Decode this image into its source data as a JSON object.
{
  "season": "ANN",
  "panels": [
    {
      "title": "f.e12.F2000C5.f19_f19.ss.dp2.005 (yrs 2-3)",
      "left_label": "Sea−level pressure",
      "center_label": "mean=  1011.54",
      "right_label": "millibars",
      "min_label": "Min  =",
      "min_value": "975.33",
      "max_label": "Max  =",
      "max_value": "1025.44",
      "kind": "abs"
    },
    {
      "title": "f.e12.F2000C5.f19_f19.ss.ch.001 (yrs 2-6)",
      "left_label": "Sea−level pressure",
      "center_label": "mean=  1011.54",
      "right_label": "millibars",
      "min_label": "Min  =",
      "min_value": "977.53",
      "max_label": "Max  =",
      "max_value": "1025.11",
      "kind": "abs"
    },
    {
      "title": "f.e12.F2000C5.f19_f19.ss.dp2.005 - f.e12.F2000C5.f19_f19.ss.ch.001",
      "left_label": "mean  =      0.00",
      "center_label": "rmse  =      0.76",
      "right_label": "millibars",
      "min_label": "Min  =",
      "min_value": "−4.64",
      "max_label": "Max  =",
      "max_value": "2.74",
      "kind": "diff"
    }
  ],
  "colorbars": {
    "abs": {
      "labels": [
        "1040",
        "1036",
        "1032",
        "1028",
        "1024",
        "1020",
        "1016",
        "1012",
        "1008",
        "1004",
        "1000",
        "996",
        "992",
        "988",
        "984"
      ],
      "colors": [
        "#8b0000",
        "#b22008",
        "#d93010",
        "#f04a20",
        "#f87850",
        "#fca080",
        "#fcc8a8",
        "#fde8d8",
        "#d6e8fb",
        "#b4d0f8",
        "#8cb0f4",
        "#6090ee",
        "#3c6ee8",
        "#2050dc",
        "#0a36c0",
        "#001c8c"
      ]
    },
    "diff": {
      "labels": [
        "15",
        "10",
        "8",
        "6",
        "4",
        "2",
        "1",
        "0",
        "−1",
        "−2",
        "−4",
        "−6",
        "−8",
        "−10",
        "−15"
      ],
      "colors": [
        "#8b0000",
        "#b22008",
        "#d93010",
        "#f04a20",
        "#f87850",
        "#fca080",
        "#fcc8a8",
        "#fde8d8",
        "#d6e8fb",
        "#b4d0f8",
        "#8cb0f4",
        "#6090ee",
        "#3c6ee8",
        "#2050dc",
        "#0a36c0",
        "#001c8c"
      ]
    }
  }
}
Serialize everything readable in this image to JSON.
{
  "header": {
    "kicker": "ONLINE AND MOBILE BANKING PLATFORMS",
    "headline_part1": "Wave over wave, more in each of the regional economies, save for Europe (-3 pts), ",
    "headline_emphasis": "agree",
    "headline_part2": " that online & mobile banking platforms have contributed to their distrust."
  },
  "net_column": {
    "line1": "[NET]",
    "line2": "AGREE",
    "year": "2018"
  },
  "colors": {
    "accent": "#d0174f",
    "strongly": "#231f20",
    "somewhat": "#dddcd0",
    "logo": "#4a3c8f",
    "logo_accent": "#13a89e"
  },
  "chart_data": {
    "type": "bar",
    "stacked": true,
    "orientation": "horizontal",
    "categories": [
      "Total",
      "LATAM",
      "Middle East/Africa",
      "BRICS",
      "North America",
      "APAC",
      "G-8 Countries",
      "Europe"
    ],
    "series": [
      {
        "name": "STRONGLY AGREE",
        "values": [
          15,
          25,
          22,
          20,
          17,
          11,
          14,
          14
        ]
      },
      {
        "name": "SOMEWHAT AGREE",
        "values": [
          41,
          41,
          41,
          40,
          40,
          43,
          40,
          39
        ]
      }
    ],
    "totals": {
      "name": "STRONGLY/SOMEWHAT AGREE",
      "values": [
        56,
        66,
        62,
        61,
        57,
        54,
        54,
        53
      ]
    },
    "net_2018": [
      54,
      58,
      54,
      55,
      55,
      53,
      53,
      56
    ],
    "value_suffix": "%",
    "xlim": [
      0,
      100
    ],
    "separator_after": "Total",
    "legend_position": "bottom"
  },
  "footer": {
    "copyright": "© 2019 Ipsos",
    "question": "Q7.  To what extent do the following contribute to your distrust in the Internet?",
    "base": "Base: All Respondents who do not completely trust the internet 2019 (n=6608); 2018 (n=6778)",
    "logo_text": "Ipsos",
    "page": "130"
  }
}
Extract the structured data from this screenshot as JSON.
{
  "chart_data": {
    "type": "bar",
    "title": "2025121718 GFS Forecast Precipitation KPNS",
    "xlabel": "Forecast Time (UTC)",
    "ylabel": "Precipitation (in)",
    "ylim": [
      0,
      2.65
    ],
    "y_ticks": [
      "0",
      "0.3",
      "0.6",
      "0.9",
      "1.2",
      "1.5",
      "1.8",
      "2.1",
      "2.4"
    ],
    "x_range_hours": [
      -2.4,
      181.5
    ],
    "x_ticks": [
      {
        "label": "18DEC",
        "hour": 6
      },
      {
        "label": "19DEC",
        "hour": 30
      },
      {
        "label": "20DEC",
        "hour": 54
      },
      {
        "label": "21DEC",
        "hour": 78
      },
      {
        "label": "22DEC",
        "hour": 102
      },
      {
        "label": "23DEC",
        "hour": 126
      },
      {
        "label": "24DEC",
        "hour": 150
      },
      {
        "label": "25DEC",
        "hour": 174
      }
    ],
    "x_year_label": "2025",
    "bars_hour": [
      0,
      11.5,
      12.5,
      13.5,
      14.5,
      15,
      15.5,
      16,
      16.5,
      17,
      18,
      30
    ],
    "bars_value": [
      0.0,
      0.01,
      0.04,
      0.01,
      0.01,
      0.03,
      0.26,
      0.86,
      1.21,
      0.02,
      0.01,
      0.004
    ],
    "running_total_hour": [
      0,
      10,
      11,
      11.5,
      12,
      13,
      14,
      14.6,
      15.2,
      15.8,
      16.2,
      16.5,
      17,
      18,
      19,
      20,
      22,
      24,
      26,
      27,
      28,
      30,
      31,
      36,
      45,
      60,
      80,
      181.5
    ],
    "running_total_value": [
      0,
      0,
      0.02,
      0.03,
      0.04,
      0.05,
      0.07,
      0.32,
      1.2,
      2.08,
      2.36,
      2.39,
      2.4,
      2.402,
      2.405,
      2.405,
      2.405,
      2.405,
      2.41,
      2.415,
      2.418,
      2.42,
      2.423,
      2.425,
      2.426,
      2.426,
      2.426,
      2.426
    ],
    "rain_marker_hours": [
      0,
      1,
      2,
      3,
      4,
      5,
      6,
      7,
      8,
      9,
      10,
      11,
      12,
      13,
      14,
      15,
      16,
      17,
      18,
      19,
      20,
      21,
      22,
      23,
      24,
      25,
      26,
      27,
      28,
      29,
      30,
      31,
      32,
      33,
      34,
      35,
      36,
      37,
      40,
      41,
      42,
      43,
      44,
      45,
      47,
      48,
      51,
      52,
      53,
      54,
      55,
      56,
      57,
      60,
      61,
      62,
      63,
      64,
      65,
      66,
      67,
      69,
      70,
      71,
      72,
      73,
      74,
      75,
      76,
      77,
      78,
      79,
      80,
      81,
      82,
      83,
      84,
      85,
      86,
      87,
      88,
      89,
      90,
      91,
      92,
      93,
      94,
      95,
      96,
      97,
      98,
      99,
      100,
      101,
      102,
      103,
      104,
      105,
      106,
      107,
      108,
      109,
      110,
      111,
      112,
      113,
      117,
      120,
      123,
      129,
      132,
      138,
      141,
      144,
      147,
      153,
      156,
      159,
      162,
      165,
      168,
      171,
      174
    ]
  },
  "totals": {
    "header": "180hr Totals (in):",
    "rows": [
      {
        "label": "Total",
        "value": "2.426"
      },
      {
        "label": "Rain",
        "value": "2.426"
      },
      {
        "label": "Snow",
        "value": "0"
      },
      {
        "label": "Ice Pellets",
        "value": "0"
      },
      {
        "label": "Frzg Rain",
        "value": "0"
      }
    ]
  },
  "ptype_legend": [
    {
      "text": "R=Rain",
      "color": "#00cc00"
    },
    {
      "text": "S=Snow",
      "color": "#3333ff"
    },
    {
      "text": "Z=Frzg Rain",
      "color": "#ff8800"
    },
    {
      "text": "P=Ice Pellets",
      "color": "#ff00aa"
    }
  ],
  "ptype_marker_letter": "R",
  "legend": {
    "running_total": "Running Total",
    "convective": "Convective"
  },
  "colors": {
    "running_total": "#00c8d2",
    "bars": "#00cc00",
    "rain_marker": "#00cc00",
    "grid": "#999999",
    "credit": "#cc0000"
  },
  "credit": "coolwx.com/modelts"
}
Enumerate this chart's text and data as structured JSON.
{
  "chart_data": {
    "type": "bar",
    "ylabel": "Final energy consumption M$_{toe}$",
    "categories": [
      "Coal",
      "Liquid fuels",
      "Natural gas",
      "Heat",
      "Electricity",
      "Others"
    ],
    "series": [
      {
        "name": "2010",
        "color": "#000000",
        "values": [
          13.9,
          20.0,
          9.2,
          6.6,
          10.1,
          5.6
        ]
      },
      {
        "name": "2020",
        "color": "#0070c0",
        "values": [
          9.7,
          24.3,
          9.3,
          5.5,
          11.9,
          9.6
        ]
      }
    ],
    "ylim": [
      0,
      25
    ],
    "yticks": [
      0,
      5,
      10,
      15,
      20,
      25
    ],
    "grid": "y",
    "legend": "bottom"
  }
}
========
Work to complete: Return each line among the entries that holds the word "distrust".

Exercise response:
    "headline_part2": " that online & mobile banking platforms have contributed to their distrust."
    "question": "Q7.  To what extent do the following contribute to your distrust in the Internet?",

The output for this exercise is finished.